Exercise requirements: Look at the entries below and reproduce them exactly.

Given records:

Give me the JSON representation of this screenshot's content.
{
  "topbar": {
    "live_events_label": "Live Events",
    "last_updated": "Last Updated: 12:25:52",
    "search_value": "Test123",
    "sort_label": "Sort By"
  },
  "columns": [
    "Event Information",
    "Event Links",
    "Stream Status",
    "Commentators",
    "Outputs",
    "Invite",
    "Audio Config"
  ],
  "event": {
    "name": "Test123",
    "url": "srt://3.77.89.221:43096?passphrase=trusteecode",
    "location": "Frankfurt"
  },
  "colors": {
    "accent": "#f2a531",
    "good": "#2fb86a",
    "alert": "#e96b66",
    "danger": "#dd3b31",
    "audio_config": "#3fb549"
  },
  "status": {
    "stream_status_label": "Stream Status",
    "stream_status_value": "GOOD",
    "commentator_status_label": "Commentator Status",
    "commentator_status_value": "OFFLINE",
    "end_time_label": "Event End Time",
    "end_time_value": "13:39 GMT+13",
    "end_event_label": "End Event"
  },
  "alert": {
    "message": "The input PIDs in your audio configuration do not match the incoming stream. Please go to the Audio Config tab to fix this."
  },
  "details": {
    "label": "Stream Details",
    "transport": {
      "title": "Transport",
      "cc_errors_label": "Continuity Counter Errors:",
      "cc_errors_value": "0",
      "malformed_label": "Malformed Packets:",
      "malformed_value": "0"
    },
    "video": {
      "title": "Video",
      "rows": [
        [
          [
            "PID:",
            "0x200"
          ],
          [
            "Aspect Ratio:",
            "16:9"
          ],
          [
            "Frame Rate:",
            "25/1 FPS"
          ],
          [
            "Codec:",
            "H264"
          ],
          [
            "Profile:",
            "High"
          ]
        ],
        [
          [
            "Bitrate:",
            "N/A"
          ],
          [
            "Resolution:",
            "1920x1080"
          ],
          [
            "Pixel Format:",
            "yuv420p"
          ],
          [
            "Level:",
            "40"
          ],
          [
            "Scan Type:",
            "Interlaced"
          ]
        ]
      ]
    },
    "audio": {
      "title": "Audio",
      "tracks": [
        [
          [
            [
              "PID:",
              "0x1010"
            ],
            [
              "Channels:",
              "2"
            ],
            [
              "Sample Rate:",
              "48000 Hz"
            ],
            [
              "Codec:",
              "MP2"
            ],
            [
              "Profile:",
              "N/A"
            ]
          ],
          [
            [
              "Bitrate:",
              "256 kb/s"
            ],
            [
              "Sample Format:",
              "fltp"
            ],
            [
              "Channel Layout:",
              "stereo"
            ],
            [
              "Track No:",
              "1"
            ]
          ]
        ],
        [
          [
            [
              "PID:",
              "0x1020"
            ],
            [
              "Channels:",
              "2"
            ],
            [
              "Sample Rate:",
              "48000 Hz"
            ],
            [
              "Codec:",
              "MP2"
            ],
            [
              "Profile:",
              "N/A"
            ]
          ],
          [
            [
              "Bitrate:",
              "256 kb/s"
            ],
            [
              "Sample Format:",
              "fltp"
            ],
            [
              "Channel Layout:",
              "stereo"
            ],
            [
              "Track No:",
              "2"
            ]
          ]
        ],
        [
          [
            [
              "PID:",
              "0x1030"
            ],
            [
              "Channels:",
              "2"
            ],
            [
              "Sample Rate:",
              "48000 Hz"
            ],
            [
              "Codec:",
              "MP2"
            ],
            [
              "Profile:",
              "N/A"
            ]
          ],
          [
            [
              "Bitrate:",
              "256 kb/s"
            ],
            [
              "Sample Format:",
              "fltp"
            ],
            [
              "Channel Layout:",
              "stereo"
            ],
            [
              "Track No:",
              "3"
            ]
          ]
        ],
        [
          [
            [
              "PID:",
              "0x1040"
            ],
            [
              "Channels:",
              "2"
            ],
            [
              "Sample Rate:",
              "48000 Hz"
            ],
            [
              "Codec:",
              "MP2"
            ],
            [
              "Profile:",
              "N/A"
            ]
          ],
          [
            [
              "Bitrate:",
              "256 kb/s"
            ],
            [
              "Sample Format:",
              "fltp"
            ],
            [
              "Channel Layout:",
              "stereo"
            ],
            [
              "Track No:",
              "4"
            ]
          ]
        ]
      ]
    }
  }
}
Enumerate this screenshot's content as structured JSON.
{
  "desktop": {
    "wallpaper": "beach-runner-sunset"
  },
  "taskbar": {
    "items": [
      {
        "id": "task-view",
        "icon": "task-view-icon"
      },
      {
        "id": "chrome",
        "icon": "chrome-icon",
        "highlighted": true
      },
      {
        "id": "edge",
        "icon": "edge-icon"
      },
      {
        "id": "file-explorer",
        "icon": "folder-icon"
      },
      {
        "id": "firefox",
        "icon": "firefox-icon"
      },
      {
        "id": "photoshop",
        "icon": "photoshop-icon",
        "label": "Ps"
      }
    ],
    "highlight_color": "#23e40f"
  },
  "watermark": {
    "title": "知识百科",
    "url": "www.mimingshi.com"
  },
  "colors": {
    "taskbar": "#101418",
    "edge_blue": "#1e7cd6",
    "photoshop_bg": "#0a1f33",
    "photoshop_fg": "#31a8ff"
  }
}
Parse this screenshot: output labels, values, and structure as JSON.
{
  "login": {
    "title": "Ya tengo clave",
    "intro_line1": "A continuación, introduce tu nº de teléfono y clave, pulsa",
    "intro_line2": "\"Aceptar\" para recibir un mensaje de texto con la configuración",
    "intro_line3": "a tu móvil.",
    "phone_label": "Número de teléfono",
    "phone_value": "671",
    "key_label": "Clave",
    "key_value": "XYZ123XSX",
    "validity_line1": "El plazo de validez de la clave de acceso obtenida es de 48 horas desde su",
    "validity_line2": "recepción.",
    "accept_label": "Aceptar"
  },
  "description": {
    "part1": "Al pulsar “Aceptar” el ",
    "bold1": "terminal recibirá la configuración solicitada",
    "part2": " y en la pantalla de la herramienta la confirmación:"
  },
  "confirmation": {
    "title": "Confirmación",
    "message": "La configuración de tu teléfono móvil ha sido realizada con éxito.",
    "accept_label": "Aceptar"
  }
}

Response:
Give me the JSON representation of this screenshot's content.
{
  "topbar": {
    "live_events_label": "Live Events",
    "last_updated": "Last Updated: 12:25:52",
    "search_value": "Test123",
    "sort_label": "Sort By"
  },
  "columns": [
    "Event Information",
    "Event Links",
    "Stream Status",
    "Commentators",
    "Outputs",
    "Invite",
    "Audio Config"
  ],
  "event": {
    "name": "Test123",
    "url": "srt://3.77.89.221:43096?passphrase=trusteecode",
    "location": "Frankfurt"
  },
  "colors": {
    "accent": "#f2a531",
    "good": "#2fb86a",
    "alert": "#e96b66",
    "danger": "#dd3b31",
    "audio_config": "#3fb549"
  },
  "status": {
    "stream_status_label": "Stream Status",
    "stream_status_value": "GOOD",
    "commentator_status_label": "Commentator Status",
    "commentator_status_value": "OFFLINE",
    "end_time_label": "Event End Time",
    "end_time_value": "13:39 GMT+13",
    "end_event_label": "End Event"
  },
  "alert": {
    "message": "The input PIDs in your audio configuration do not match the incoming stream. Please go to the Audio Config tab to fix this."
  },
  "details": {
    "label": "Stream Details",
    "transport": {
      "title": "Transport",
      "cc_errors_label": "Continuity Counter Errors:",
      "cc_errors_value": "0",
      "malformed_label": "Malformed Packets:",
      "malformed_value": "0"
    },
    "video": {
      "title": "Video",
      "rows": [
        [
          [
            "PID:",
            "0x200"
          ],
          [
            "Aspect Ratio:",
            "16:9"
          ],
          [
            "Frame Rate:",
            "25/1 FPS"
          ],
          [
            "Codec:",
            "H264"
          ],
          [
            "Profile:",
            "High"
          ]
        ],
        [
          [
            "Bitrate:",
            "N/A"
          ],
          [
            "Resolution:",
            "1920x1080"
          ],
          [
            "Pixel Format:",
            "yuv420p"
          ],
          [
            "Level:",
            "40"
          ],
          [
            "Scan Type:",
            "Interlaced"
          ]
        ]
      ]
    },
    "audio": {
      "title": "Audio",
      "tracks": [
        [
          [
            [
              "PID:",
              "0x1010"
            ],
            [
              "Channels:",
              "2"
            ],
            [
              "Sample Rate:",
              "48000 Hz"
            ],
            [
              "Codec:",
              "MP2"
            ],
            [
              "Profile:",
              "N/A"
            ]
          ],
          [
            [
              "Bitrate:",
              "256 kb/s"
            ],
            [
              "Sample Format:",
              "fltp"
            ],
            [
              "Channel Layout:",
              "stereo"
            ],
            [
              "Track No:",
              "1"
            ]
          ]
        ],
        [
          [
            [
              "PID:",
              "0x1020"
            ],
            [
              "Channels:",
              "2"
            ],
            [
              "Sample Rate:",
              "48000 Hz"
            ],
            [
              "Codec:",
              "MP2"
            ],
            [
              "Profile:",
              "N/A"
            ]
          ],
          [
            [
              "Bitrate:",
              "256 kb/s"
            ],
            [
              "Sample Format:",
              "fltp"
            ],
            [
              "Channel Layout:",
              "stereo"
            ],
            [
              "Track No:",
              "2"
            ]
          ]
        ],
        [
          [
            [
              "PID:",
              "0x1030"
            ],
            [
              "Channels:",
              "2"
            ],
            [
              "Sample Rate:",
              "48000 Hz"
            ],
            [
              "Codec:",
              "MP2"
            ],
            [
              "Profile:",
              "N/A"
            ]
          ],
          [
            [
              "Bitrate:",
              "256 kb/s"
            ],
            [
              "Sample Format:",
              "fltp"
            ],
            [
              "Channel Layout:",
              "stereo"
            ],
            [
              "Track No:",
              "3"
            ]
          ]
        ],
        [
          [
            [
              "PID:",
              "0x1040"
            ],
            [
              "Channels:",
              "2"
            ],
            [
              "Sample Rate:",
              "48000 Hz"
            ],
            [
              "Codec:",
              "MP2"
            ],
            [
              "Profile:",
              "N/A"
            ]
          ],
          [
            [
              "Bitrate:",
              "256 kb/s"
            ],
            [
              "Sample Format:",
              "fltp"
            ],
            [
              "Channel Layout:",
              "stereo"
            ],
            [
              "Track No:",
              "4"
            ]
          ]
        ]
      ]
    }
  }
}
Enumerate this screenshot's content as structured JSON.
{
  "desktop": {
    "wallpaper": "beach-runner-sunset"
  },
  "taskbar": {
    "items": [
      {
        "id": "task-view",
        "icon": "task-view-icon"
      },
      {
        "id": "chrome",
        "icon": "chrome-icon",
        "highlighted": true
      },
      {
        "id": "edge",
        "icon": "edge-icon"
      },
      {
        "id": "file-explorer",
        "icon": "folder-icon"
      },
      {
        "id": "firefox",
        "icon": "firefox-icon"
      },
      {
        "id": "photoshop",
        "icon": "photoshop-icon",
        "label": "Ps"
      }
    ],
    "highlight_color": "#23e40f"
  },
  "watermark": {
    "title": "知识百科",
    "url": "www.mimingshi.com"
  },
  "colors": {
    "taskbar": "#101418",
    "edge_blue": "#1e7cd6",
    "photoshop_bg": "#0a1f33",
    "photoshop_fg": "#31a8ff"
  }
}
Parse this screenshot: output labels, values, and structure as JSON.
{
  "login": {
    "title": "Ya tengo clave",
    "intro_line1": "A continuación, introduce tu nº de teléfono y clave, pulsa",
    "intro_line2": "\"Aceptar\" para recibir un mensaje de texto con la configuración",
    "intro_line3": "a tu móvil.",
    "phone_label": "Número de teléfono",
    "phone_value": "671",
    "key_label": "Clave",
    "key_value": "XYZ123XSX",
    "validity_line1": "El plazo de validez de la clave de acceso obtenida es de 48 horas desde su",
    "validity_line2": "recepción.",
    "accept_label": "Aceptar"
  },
  "description": {
    "part1": "Al pulsar “Aceptar” el ",
    "bold1": "terminal recibirá la configuración solicitada",
    "part2": " y en la pantalla de la herramienta la confirmación:"
  },
  "confirmation": {
    "title": "Confirmación",
    "message": "La configuración de tu teléfono móvil ha sido realizada con éxito.",
    "accept_label": "Aceptar"
  }
}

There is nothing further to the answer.